- [Exercise]:
Pick out every line that holds the string "glyph" and copy it.

- [Dataset rows]:
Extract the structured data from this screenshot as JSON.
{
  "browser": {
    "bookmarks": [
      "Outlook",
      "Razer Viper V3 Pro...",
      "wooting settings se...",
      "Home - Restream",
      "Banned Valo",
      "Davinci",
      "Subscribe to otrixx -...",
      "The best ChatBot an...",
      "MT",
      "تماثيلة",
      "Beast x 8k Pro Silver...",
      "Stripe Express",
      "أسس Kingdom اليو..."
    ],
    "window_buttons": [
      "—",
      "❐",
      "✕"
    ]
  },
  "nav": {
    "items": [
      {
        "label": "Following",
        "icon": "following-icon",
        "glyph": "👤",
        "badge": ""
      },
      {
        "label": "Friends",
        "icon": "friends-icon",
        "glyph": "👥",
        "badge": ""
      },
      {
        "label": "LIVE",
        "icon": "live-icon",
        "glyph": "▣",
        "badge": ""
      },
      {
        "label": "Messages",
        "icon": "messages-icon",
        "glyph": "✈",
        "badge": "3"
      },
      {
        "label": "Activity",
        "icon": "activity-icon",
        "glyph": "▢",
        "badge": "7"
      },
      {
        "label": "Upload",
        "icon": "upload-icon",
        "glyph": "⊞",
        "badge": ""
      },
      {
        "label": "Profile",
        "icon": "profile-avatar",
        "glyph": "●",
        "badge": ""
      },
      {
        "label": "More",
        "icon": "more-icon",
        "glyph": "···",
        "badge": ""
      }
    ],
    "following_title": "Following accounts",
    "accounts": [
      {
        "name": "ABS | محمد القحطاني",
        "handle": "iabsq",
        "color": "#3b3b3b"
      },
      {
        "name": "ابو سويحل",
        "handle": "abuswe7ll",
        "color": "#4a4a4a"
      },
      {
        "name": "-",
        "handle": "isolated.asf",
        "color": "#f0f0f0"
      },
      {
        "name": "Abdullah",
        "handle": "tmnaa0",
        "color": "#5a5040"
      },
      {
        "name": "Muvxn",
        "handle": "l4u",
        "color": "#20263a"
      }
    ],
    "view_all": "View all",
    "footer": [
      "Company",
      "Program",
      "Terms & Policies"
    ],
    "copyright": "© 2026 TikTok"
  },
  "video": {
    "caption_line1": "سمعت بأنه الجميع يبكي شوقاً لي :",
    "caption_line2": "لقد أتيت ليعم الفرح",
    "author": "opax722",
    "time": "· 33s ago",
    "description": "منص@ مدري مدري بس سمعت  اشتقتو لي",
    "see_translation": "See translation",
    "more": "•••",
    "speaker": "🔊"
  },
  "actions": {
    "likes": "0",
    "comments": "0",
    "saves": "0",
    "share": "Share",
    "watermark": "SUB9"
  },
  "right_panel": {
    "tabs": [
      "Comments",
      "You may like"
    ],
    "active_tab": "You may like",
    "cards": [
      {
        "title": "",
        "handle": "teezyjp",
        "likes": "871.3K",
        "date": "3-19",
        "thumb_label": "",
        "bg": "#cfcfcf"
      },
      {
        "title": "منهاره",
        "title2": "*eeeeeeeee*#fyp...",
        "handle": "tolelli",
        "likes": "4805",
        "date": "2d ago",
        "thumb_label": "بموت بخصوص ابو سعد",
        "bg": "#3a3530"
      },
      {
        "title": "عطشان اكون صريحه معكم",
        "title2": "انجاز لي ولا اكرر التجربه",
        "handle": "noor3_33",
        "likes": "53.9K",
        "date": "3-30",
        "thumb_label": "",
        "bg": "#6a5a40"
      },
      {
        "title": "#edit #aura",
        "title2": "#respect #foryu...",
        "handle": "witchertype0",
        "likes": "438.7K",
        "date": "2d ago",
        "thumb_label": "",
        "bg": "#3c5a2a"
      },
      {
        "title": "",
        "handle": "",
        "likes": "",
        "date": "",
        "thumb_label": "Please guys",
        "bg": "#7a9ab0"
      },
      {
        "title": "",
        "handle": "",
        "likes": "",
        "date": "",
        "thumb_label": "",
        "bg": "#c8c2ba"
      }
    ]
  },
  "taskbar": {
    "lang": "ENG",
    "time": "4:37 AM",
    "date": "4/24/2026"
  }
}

- [Written solution]:
        "glyph": "👤",
        "glyph": "👥",
        "glyph": "▣",
        "glyph": "✈",
        "glyph": "▢",
        "glyph": "⊞",
        "glyph": "●",
        "glyph": "···",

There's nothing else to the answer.